> _Records from a collection_
--- START ---

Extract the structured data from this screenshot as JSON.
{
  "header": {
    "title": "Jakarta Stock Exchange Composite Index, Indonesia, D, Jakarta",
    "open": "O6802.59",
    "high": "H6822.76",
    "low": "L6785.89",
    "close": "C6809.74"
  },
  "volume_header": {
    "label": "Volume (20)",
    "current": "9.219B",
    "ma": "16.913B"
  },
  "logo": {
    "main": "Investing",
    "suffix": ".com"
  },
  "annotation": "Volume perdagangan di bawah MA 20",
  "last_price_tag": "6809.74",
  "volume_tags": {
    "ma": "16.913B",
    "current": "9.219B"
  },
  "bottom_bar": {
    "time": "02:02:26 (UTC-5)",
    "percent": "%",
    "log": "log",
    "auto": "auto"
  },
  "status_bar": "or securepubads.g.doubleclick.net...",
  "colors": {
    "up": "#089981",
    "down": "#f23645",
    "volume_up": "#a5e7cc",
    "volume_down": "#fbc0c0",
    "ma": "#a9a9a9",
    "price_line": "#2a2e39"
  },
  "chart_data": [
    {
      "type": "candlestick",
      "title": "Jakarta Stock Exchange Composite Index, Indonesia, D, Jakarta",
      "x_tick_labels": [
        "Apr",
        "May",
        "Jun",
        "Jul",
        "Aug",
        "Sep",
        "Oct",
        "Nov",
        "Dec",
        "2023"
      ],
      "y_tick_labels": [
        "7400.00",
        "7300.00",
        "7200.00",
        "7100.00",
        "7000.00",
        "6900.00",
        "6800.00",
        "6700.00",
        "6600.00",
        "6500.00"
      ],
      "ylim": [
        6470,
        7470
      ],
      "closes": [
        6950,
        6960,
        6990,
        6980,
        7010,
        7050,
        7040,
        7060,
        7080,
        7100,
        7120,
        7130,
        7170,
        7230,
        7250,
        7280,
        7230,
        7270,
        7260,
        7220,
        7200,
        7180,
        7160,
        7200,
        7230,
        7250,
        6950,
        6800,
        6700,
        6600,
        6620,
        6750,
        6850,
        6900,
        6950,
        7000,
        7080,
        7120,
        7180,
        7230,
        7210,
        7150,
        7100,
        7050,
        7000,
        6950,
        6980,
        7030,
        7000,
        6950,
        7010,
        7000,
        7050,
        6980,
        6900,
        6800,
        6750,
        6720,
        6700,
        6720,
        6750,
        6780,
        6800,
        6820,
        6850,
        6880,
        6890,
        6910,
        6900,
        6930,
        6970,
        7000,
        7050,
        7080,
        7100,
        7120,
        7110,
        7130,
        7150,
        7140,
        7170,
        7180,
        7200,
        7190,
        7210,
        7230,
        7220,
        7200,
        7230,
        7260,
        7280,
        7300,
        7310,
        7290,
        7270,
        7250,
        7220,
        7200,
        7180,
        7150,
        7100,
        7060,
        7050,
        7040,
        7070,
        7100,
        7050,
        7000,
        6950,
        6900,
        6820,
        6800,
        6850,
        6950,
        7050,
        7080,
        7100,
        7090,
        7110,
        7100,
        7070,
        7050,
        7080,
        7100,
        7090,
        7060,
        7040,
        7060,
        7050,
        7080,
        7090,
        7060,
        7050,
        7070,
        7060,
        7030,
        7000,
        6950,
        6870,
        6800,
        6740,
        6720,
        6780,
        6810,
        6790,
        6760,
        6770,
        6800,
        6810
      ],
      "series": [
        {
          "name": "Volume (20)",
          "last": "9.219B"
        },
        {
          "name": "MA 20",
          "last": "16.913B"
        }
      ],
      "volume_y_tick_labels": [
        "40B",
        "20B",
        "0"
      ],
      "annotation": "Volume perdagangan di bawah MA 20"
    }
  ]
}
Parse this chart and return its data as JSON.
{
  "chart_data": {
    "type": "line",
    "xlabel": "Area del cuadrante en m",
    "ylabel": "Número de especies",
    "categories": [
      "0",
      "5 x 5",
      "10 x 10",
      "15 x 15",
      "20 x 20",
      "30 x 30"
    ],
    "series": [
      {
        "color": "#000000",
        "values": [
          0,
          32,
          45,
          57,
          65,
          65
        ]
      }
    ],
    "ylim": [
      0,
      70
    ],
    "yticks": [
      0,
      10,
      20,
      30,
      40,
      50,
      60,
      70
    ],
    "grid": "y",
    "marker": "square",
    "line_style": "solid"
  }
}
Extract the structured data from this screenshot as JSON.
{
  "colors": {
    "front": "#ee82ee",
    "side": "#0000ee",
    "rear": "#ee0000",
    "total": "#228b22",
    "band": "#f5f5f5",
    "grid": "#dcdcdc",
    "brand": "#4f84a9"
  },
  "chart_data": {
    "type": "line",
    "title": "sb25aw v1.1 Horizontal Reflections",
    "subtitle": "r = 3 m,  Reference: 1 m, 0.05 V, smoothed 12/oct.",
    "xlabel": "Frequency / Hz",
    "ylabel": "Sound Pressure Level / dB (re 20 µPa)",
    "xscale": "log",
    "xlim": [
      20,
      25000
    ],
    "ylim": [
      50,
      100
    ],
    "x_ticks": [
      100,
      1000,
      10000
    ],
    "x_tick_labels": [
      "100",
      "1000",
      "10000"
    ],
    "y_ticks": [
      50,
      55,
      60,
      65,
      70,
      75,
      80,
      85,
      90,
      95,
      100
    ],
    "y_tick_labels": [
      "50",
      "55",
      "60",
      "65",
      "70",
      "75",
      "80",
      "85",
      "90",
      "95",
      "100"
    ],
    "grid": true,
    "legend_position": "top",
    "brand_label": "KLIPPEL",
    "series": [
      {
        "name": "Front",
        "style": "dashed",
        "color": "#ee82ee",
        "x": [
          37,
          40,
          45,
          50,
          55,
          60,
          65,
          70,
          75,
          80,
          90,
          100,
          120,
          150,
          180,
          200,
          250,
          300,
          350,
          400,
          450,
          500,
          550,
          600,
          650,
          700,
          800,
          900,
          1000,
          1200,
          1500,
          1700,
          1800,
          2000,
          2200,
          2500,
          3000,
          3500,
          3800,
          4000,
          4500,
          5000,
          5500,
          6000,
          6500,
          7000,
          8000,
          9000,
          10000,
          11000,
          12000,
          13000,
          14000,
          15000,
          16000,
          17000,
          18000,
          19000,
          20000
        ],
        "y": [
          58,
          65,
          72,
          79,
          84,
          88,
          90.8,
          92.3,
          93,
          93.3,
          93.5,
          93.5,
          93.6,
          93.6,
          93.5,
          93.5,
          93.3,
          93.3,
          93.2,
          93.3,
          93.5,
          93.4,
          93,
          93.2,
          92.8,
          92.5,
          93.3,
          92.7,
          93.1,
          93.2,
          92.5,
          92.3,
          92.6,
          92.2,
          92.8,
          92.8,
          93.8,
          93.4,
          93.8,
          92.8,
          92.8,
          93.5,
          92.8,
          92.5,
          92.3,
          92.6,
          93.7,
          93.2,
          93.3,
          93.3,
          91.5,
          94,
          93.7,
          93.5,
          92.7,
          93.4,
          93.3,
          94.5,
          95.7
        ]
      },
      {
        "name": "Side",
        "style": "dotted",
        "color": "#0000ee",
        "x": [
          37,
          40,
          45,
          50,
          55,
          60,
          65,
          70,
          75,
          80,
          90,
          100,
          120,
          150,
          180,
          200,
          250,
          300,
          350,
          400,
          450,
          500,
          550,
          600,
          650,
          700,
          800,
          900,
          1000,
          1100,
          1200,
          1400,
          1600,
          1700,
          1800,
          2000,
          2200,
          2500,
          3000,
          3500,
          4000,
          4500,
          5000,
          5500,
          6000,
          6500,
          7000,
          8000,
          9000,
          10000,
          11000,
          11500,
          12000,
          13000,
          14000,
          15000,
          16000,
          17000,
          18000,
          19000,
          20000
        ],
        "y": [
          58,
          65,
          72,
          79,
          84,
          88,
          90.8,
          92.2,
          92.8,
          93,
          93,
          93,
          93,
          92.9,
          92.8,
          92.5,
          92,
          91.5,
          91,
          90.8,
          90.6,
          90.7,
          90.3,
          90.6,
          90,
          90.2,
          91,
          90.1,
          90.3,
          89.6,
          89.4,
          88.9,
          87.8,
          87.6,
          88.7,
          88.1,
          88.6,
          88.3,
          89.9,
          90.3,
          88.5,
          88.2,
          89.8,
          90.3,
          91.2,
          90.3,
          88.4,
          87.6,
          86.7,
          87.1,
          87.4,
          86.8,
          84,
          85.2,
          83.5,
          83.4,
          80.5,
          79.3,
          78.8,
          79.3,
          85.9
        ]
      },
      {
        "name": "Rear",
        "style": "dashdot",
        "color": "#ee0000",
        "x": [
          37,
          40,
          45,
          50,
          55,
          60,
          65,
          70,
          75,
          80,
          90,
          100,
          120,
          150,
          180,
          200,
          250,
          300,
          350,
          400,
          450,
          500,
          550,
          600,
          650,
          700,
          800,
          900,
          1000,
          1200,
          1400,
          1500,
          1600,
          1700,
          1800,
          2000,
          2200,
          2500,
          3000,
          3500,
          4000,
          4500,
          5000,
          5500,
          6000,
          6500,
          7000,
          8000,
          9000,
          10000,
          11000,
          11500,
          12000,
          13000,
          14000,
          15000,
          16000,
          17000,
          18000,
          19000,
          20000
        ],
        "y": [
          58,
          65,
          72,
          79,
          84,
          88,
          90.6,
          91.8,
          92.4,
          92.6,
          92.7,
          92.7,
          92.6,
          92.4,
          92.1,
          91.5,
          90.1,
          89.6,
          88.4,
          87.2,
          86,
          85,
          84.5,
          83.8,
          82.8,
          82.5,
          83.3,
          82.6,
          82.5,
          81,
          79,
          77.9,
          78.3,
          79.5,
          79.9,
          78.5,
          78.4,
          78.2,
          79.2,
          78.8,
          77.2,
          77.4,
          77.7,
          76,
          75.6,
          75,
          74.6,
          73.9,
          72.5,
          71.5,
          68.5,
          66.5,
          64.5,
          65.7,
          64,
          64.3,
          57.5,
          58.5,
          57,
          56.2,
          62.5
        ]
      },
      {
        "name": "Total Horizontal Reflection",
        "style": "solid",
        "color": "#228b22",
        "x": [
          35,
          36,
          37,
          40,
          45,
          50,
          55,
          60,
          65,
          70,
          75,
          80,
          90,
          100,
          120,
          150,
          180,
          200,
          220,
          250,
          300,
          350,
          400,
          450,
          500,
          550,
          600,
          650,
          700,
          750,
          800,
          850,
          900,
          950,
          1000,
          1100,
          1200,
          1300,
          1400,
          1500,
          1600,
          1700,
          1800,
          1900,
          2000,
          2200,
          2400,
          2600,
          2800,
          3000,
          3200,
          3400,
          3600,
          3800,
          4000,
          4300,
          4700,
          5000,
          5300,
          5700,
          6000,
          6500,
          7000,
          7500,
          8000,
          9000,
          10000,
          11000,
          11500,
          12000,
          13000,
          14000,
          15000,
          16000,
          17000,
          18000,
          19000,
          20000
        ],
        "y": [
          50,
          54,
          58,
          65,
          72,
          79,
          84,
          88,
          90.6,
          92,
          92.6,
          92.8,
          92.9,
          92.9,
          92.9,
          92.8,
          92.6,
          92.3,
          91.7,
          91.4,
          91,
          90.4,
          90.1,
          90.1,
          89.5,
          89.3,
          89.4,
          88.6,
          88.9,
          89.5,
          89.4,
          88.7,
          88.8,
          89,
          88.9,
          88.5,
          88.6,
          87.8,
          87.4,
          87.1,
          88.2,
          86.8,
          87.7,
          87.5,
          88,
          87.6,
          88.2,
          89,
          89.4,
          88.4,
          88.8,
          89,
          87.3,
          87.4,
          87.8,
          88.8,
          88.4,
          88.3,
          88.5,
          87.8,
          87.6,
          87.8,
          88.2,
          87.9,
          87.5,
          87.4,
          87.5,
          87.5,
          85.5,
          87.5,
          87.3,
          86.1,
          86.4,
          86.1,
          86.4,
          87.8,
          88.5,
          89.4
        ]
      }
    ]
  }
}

--- END ---

> _DIRECTIONS FOR THIS TASK_
Say how many lines of the data include the word "xlabel". Nothing other than the number should be given.

> _TASK OUTPUT_
2